━━ MATERIAL PROVIDED

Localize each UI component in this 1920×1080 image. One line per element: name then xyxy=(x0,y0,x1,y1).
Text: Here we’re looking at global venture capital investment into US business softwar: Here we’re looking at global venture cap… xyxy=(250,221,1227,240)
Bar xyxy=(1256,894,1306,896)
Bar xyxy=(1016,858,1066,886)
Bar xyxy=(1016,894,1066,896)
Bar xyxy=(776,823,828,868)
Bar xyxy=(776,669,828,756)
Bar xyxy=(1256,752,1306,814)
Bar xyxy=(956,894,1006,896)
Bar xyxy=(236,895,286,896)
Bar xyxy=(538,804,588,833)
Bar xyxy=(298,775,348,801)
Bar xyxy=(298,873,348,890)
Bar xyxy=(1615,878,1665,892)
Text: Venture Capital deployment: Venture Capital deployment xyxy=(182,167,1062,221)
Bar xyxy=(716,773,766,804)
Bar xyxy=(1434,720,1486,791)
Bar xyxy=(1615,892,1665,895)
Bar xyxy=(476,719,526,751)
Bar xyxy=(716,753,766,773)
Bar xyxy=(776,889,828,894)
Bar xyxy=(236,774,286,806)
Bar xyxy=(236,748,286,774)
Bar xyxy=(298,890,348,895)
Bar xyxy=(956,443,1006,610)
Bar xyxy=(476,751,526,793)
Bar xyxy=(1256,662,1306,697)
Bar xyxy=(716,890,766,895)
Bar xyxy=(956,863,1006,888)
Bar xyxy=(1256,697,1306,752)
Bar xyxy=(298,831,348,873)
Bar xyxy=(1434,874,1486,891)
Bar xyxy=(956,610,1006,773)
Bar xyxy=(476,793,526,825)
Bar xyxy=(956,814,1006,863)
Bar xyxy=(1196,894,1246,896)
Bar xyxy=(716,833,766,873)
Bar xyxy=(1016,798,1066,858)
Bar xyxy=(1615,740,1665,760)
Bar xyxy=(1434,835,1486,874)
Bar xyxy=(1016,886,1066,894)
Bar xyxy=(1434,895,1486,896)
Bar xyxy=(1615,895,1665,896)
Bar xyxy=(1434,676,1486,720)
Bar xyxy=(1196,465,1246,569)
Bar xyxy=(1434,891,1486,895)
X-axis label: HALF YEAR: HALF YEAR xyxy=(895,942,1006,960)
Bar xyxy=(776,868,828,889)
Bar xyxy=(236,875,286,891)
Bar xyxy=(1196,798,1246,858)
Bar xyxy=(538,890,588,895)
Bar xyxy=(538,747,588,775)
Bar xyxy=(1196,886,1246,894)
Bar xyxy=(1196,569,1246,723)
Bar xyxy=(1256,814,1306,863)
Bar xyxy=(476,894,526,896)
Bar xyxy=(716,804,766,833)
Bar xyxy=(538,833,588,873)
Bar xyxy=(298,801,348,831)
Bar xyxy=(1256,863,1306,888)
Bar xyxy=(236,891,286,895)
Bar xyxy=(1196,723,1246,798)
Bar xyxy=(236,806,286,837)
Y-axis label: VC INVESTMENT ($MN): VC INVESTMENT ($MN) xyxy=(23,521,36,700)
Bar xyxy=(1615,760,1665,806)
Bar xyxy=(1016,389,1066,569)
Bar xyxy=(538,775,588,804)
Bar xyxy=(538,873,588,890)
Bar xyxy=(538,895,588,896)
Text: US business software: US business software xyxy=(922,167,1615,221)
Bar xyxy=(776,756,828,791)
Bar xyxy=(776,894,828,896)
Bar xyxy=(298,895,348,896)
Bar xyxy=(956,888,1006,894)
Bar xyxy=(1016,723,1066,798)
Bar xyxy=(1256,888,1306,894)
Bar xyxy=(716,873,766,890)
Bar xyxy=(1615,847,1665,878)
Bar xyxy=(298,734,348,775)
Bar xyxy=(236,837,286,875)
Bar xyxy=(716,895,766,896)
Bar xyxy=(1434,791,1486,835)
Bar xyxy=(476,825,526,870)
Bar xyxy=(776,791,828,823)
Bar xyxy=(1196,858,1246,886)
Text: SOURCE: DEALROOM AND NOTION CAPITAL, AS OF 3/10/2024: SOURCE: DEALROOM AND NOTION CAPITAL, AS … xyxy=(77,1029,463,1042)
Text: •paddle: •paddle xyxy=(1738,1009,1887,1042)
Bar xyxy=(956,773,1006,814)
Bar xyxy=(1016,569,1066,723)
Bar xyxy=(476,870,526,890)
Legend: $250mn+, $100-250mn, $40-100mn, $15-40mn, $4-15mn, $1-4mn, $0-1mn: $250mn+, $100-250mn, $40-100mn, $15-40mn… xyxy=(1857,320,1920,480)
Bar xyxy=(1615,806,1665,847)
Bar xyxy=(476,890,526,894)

━━━━

- [DIRECTIVE] Rewrite all of the material above, changing every "Bar" to "Rectangle" and leaving everything else as it is.

- [CORRECT RESPONSE]
Localize each UI component in this 1920×1080 image. One line per element: name then xyxy=(x0,y0,x1,y1).
Text: Here we’re looking at global venture capital investment into US business softwar: Here we’re looking at global venture cap… xyxy=(250,221,1227,240)
Rectangle xyxy=(1256,894,1306,896)
Rectangle xyxy=(1016,858,1066,886)
Rectangle xyxy=(1016,894,1066,896)
Rectangle xyxy=(776,823,828,868)
Rectangle xyxy=(776,669,828,756)
Rectangle xyxy=(1256,752,1306,814)
Rectangle xyxy=(956,894,1006,896)
Rectangle xyxy=(236,895,286,896)
Rectangle xyxy=(538,804,588,833)
Rectangle xyxy=(298,775,348,801)
Rectangle xyxy=(298,873,348,890)
Rectangle xyxy=(1615,878,1665,892)
Text: Venture Capital deployment: Venture Capital deployment xyxy=(182,167,1062,221)
Rectangle xyxy=(716,773,766,804)
Rectangle xyxy=(1434,720,1486,791)
Rectangle xyxy=(1615,892,1665,895)
Rectangle xyxy=(476,719,526,751)
Rectangle xyxy=(716,753,766,773)
Rectangle xyxy=(776,889,828,894)
Rectangle xyxy=(236,774,286,806)
Rectangle xyxy=(236,748,286,774)
Rectangle xyxy=(298,890,348,895)
Rectangle xyxy=(956,443,1006,610)
Rectangle xyxy=(476,751,526,793)
Rectangle xyxy=(1256,662,1306,697)
Rectangle xyxy=(716,890,766,895)
Rectangle xyxy=(956,863,1006,888)
Rectangle xyxy=(1256,697,1306,752)
Rectangle xyxy=(298,831,348,873)
Rectangle xyxy=(1434,874,1486,891)
Rectangle xyxy=(956,610,1006,773)
Rectangle xyxy=(476,793,526,825)
Rectangle xyxy=(956,814,1006,863)
Rectangle xyxy=(1196,894,1246,896)
Rectangle xyxy=(716,833,766,873)
Rectangle xyxy=(1016,798,1066,858)
Rectangle xyxy=(1615,740,1665,760)
Rectangle xyxy=(1434,835,1486,874)
Rectangle xyxy=(1016,886,1066,894)
Rectangle xyxy=(1434,895,1486,896)
Rectangle xyxy=(1615,895,1665,896)
Rectangle xyxy=(1434,676,1486,720)
Rectangle xyxy=(1196,465,1246,569)
Rectangle xyxy=(1434,891,1486,895)
X-axis label: HALF YEAR: HALF YEAR xyxy=(895,942,1006,960)
Rectangle xyxy=(776,868,828,889)
Rectangle xyxy=(236,875,286,891)
Rectangle xyxy=(1196,798,1246,858)
Rectangle xyxy=(538,890,588,895)
Rectangle xyxy=(538,747,588,775)
Rectangle xyxy=(1196,886,1246,894)
Rectangle xyxy=(1196,569,1246,723)
Rectangle xyxy=(1256,814,1306,863)
Rectangle xyxy=(476,894,526,896)
Rectangle xyxy=(716,804,766,833)
Rectangle xyxy=(538,833,588,873)
Rectangle xyxy=(298,801,348,831)
Rectangle xyxy=(1256,863,1306,888)
Rectangle xyxy=(236,891,286,895)
Rectangle xyxy=(1196,723,1246,798)
Rectangle xyxy=(236,806,286,837)
Y-axis label: VC INVESTMENT ($MN): VC INVESTMENT ($MN) xyxy=(23,521,36,700)
Rectangle xyxy=(1615,760,1665,806)
Rectangle xyxy=(1016,389,1066,569)
Rectangle xyxy=(538,775,588,804)
Rectangle xyxy=(538,873,588,890)
Rectangle xyxy=(538,895,588,896)
Text: US business software: US business software xyxy=(922,167,1615,221)
Rectangle xyxy=(776,756,828,791)
Rectangle xyxy=(776,894,828,896)
Rectangle xyxy=(298,895,348,896)
Rectangle xyxy=(956,888,1006,894)
Rectangle xyxy=(1016,723,1066,798)
Rectangle xyxy=(1256,888,1306,894)
Rectangle xyxy=(716,873,766,890)
Rectangle xyxy=(1615,847,1665,878)
Rectangle xyxy=(298,734,348,775)
Rectangle xyxy=(236,837,286,875)
Rectangle xyxy=(716,895,766,896)
Rectangle xyxy=(1434,791,1486,835)
Rectangle xyxy=(476,825,526,870)
Rectangle xyxy=(776,791,828,823)
Rectangle xyxy=(1196,858,1246,886)
Text: SOURCE: DEALROOM AND NOTION CAPITAL, AS OF 3/10/2024: SOURCE: DEALROOM AND NOTION CAPITAL, AS … xyxy=(77,1029,463,1042)
Text: •paddle: •paddle xyxy=(1738,1009,1887,1042)
Rectangle xyxy=(956,773,1006,814)
Rectangle xyxy=(1016,569,1066,723)
Rectangle xyxy=(476,870,526,890)
Legend: $250mn+, $100-250mn, $40-100mn, $15-40mn, $4-15mn, $1-4mn, $0-1mn: $250mn+, $100-250mn, $40-100mn, $15-40mn… xyxy=(1857,320,1920,480)
Rectangle xyxy=(1615,806,1665,847)
Rectangle xyxy=(476,890,526,894)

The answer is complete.